Exercise brief
Return only the number of lines holding the word "JSON".

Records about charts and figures

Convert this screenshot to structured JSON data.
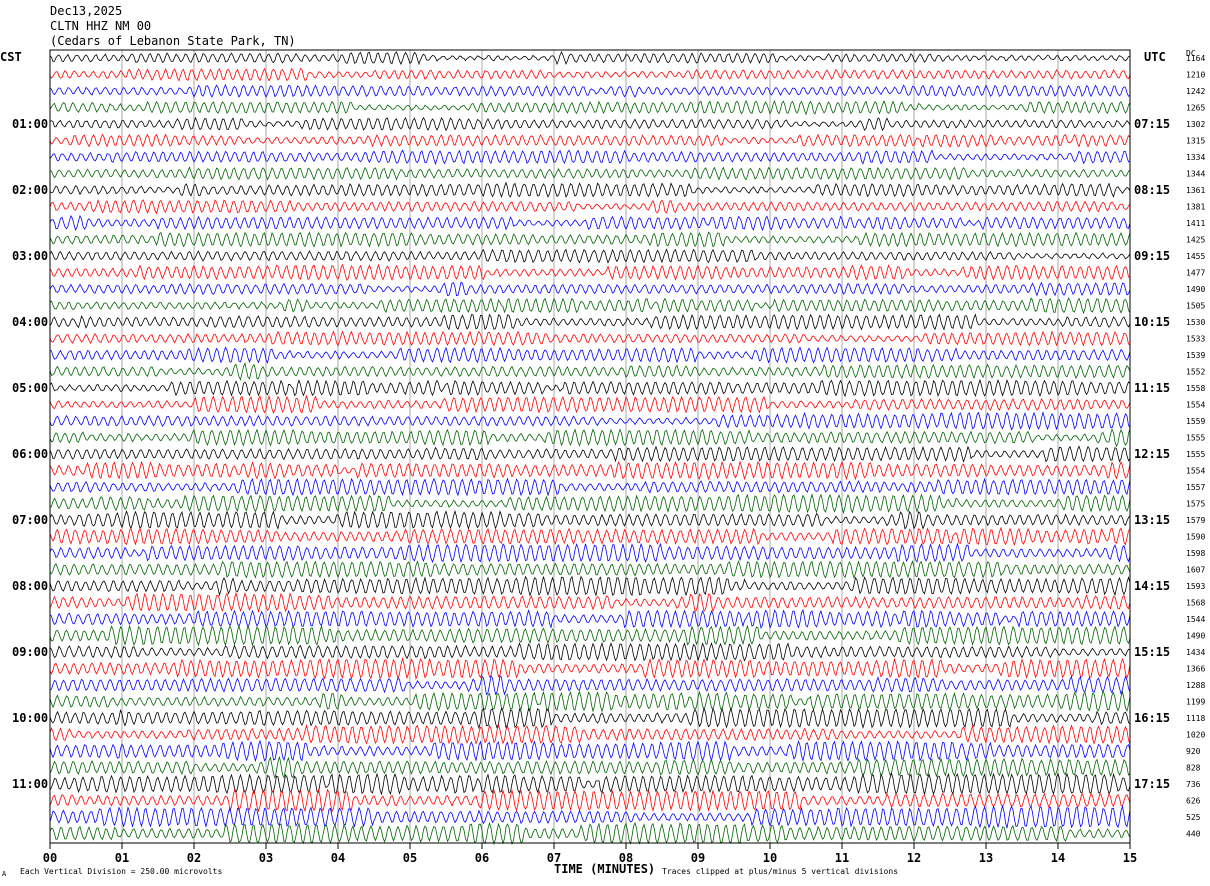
{
  "header": {
    "date": "Dec13,2025",
    "station": "CLTN HHZ NM 00",
    "location": "(Cedars of Lebanon State Park, TN)"
  },
  "labels": {
    "left_timezone": "CST",
    "right_timezone": "UTC",
    "dc_label": "DC"
  },
  "footer": {
    "scale_text": "Each Vertical Division =  250.00 microvolts",
    "axis_title": "TIME (MINUTES)",
    "clip_text": "Traces clipped at plus/minus 5 vertical divisions",
    "corner_mark": "A"
  },
  "colors": {
    "trace_cycle": [
      "#000000",
      "#ff0000",
      "#0000ff",
      "#006400"
    ],
    "grid": "#aaaaaa",
    "frame": "#000000"
  },
  "chart_data": {
    "type": "line",
    "subtype": "helicorder",
    "x_axis": {
      "title": "TIME (MINUTES)",
      "range": [
        0,
        15
      ],
      "ticks": [
        "00",
        "01",
        "02",
        "03",
        "04",
        "05",
        "06",
        "07",
        "08",
        "09",
        "10",
        "11",
        "12",
        "13",
        "14",
        "15"
      ]
    },
    "minutes_per_trace": 15,
    "trace_count": 48,
    "left_hour_labels": [
      "01:00",
      "02:00",
      "03:00",
      "04:00",
      "05:00",
      "06:00",
      "07:00",
      "08:00",
      "09:00",
      "10:00",
      "11:00"
    ],
    "right_hour_labels": [
      "07:15",
      "08:15",
      "09:15",
      "10:15",
      "11:15",
      "12:15",
      "13:15",
      "14:15",
      "15:15",
      "16:15",
      "17:15"
    ],
    "dc_offsets": [
      1164,
      1210,
      1242,
      1265,
      1302,
      1315,
      1334,
      1344,
      1361,
      1381,
      1411,
      1425,
      1455,
      1477,
      1490,
      1505,
      1530,
      1533,
      1539,
      1552,
      1558,
      1554,
      1559,
      1555,
      1555,
      1554,
      1557,
      1575,
      1579,
      1590,
      1598,
      1607,
      1593,
      1568,
      1544,
      1490,
      1434,
      1366,
      1288,
      1199,
      1118,
      1020,
      920,
      828,
      736,
      626,
      525,
      440
    ],
    "amplitude_scale": "250.00 microvolts per vertical division",
    "clipping": "plus/minus 5 vertical divisions"
  }
}
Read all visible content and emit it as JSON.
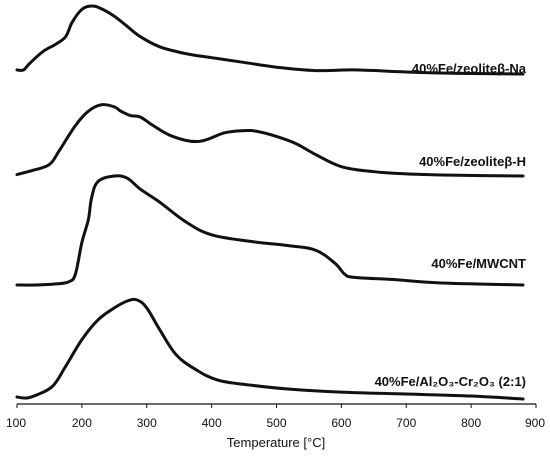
{
  "chart_data": {
    "type": "line",
    "xlabel": "Temperature [°C]",
    "ylabel": "",
    "xlim": [
      100,
      900
    ],
    "x_ticks": [
      100,
      200,
      300,
      400,
      500,
      600,
      700,
      800,
      900
    ],
    "grid": false,
    "legend": "none",
    "line_color": "#111111",
    "series": [
      {
        "name": "40%Fe/zeoliteβ-Na",
        "x": [
          100,
          110,
          120,
          140,
          160,
          175,
          185,
          200,
          215,
          230,
          250,
          270,
          290,
          320,
          360,
          400,
          450,
          500,
          560,
          620,
          700,
          780,
          880
        ],
        "y": [
          0.06,
          0.06,
          0.16,
          0.33,
          0.44,
          0.55,
          0.76,
          0.95,
          1.0,
          0.96,
          0.85,
          0.7,
          0.55,
          0.4,
          0.3,
          0.24,
          0.17,
          0.1,
          0.05,
          0.06,
          0.03,
          0.01,
          0.0
        ]
      },
      {
        "name": "40%Fe/zeoliteβ-H",
        "x": [
          100,
          125,
          150,
          165,
          190,
          210,
          230,
          250,
          260,
          275,
          290,
          310,
          340,
          380,
          420,
          450,
          470,
          500,
          530,
          560,
          600,
          650,
          700,
          780,
          880
        ],
        "y": [
          0.02,
          0.08,
          0.16,
          0.35,
          0.7,
          0.9,
          0.99,
          0.96,
          0.9,
          0.84,
          0.82,
          0.7,
          0.55,
          0.48,
          0.6,
          0.63,
          0.62,
          0.55,
          0.45,
          0.3,
          0.13,
          0.06,
          0.03,
          0.01,
          0.0
        ]
      },
      {
        "name": "40%Fe/MWCNT",
        "x": [
          100,
          130,
          160,
          180,
          190,
          200,
          210,
          215,
          225,
          250,
          270,
          290,
          320,
          360,
          400,
          460,
          520,
          560,
          590,
          605,
          620,
          680,
          750,
          880
        ],
        "y": [
          0.0,
          0.0,
          0.01,
          0.03,
          0.1,
          0.39,
          0.6,
          0.8,
          0.95,
          1.0,
          0.98,
          0.88,
          0.76,
          0.58,
          0.46,
          0.4,
          0.36,
          0.32,
          0.2,
          0.1,
          0.07,
          0.05,
          0.02,
          0.0
        ]
      },
      {
        "name": "40%Fe/Al₂O₃-Cr₂O₃ (2:1)",
        "x": [
          100,
          115,
          130,
          155,
          175,
          200,
          225,
          250,
          270,
          285,
          300,
          320,
          345,
          375,
          410,
          460,
          520,
          600,
          700,
          800,
          880
        ],
        "y": [
          0.02,
          0.01,
          0.04,
          0.13,
          0.33,
          0.6,
          0.8,
          0.92,
          0.99,
          1.0,
          0.92,
          0.7,
          0.45,
          0.3,
          0.19,
          0.14,
          0.1,
          0.07,
          0.05,
          0.03,
          0.0
        ]
      }
    ]
  }
}
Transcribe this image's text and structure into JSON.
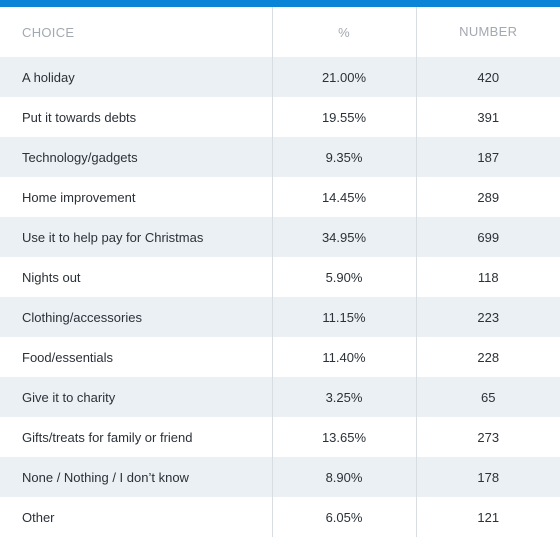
{
  "table": {
    "headers": {
      "choice": "CHOICE",
      "percent": "%",
      "number": "NUMBER"
    },
    "rows": [
      {
        "choice": "A holiday",
        "percent": "21.00%",
        "number": "420"
      },
      {
        "choice": "Put it towards debts",
        "percent": "19.55%",
        "number": "391"
      },
      {
        "choice": "Technology/gadgets",
        "percent": "9.35%",
        "number": "187"
      },
      {
        "choice": "Home improvement",
        "percent": "14.45%",
        "number": "289"
      },
      {
        "choice": "Use it to help pay for Christmas",
        "percent": "34.95%",
        "number": "699"
      },
      {
        "choice": "Nights out",
        "percent": "5.90%",
        "number": "118"
      },
      {
        "choice": "Clothing/accessories",
        "percent": "11.15%",
        "number": "223"
      },
      {
        "choice": "Food/essentials",
        "percent": "11.40%",
        "number": "228"
      },
      {
        "choice": "Give it to charity",
        "percent": "3.25%",
        "number": "65"
      },
      {
        "choice": "Gifts/treats for family or friend",
        "percent": "13.65%",
        "number": "273"
      },
      {
        "choice": "None / Nothing / I don’t know",
        "percent": "8.90%",
        "number": "178"
      },
      {
        "choice": "Other",
        "percent": "6.05%",
        "number": "121"
      }
    ]
  },
  "colors": {
    "accent_bar": "#0a84d6",
    "row_shade": "#ebf0f4",
    "header_text": "#a3a9b0",
    "body_text": "#2b3138",
    "divider": "#d8dde2"
  }
}
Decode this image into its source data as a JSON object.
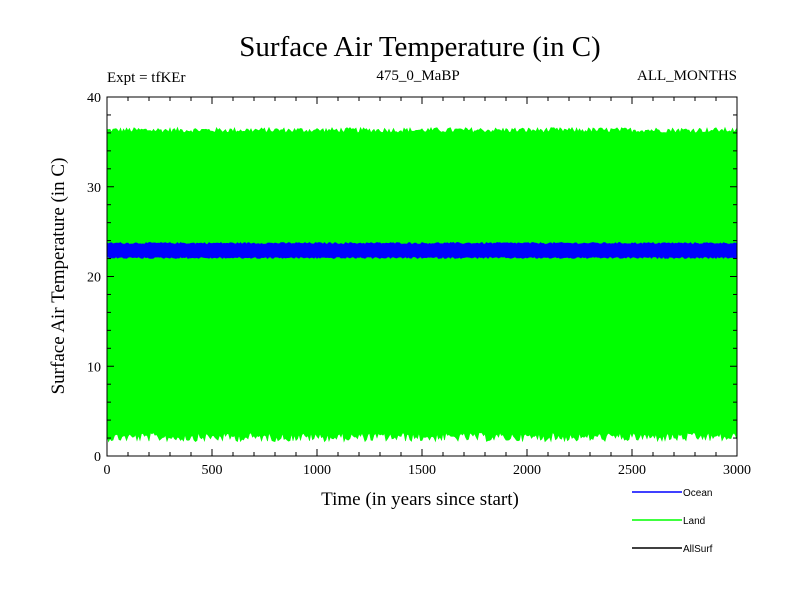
{
  "chart_data": {
    "type": "line",
    "title": "Surface Air Temperature (in C)",
    "header_left": "Expt = tfKEr",
    "header_center": "475_0_MaBP",
    "header_right": "ALL_MONTHS",
    "xlabel": "Time (in years since start)",
    "ylabel": "Surface Air Temperature (in C)",
    "xlim": [
      0,
      3000
    ],
    "ylim": [
      0,
      40
    ],
    "xticks": [
      "0",
      "500",
      "1000",
      "1500",
      "2000",
      "2500",
      "3000"
    ],
    "yticks": [
      "0",
      "10",
      "20",
      "30",
      "40"
    ],
    "grid": false,
    "legend_position": "bottom-right, below plot",
    "series": [
      {
        "name": "Ocean",
        "color": "#0000ff",
        "band_min": 22.2,
        "band_max": 23.6,
        "envelope_low": 22.0,
        "envelope_high": 23.8
      },
      {
        "name": "Land",
        "color": "#00ff00",
        "band_min": 2.6,
        "band_max": 36.0,
        "envelope_low": 1.6,
        "envelope_high": 36.6
      },
      {
        "name": "AllSurf",
        "color": "#000000"
      }
    ]
  }
}
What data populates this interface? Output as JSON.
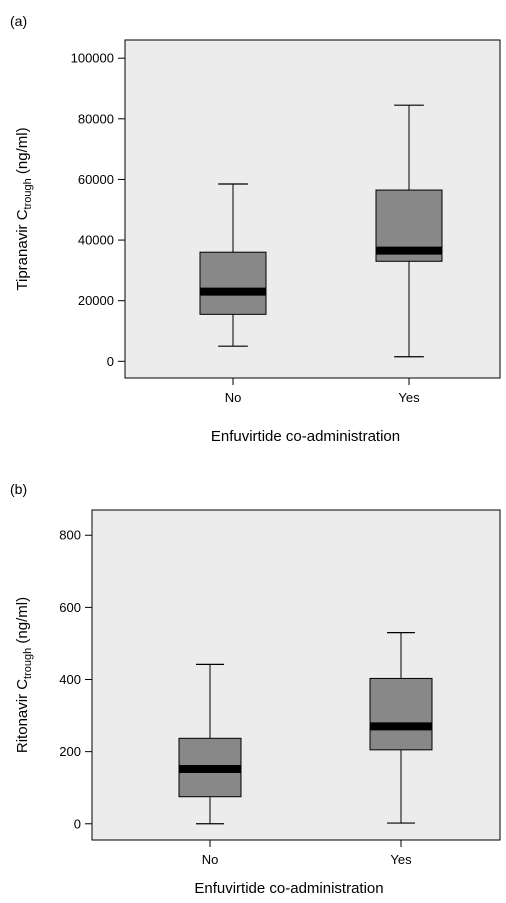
{
  "colors": {
    "panel_bg": "#ececec",
    "box_fill": "#888888",
    "median": "#000000",
    "line": "#000000"
  },
  "chart_data": [
    {
      "panel_label": "(a)",
      "type": "box",
      "xlabel": "Enfuvirtide co-administration",
      "ylabel": {
        "base": "Tipranavir C",
        "sub": "trough",
        "unit": " (ng/ml)"
      },
      "ylim": [
        -5500,
        106000
      ],
      "yticks": [
        0,
        20000,
        40000,
        60000,
        80000,
        100000
      ],
      "yticklabels": [
        "0",
        "20000",
        "40000",
        "60000",
        "80000",
        "100000"
      ],
      "categories": [
        "No",
        "Yes"
      ],
      "boxes": [
        {
          "category": "No",
          "whisker_low": 5000,
          "q1": 15500,
          "median": 23000,
          "q3": 36000,
          "whisker_high": 58500
        },
        {
          "category": "Yes",
          "whisker_low": 1500,
          "q1": 33000,
          "median": 36500,
          "q3": 56500,
          "whisker_high": 84500
        }
      ]
    },
    {
      "panel_label": "(b)",
      "type": "box",
      "xlabel": "Enfuvirtide co-administration",
      "ylabel": {
        "base": "Ritonavir C",
        "sub": "trough",
        "unit": " (ng/ml)"
      },
      "ylim": [
        -45,
        870
      ],
      "yticks": [
        0,
        200,
        400,
        600,
        800
      ],
      "yticklabels": [
        "0",
        "200",
        "400",
        "600",
        "800"
      ],
      "categories": [
        "No",
        "Yes"
      ],
      "boxes": [
        {
          "category": "No",
          "whisker_low": 0,
          "q1": 75,
          "median": 152,
          "q3": 237,
          "whisker_high": 442
        },
        {
          "category": "Yes",
          "whisker_low": 2,
          "q1": 205,
          "median": 270,
          "q3": 403,
          "whisker_high": 530
        }
      ]
    }
  ]
}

Full solution
5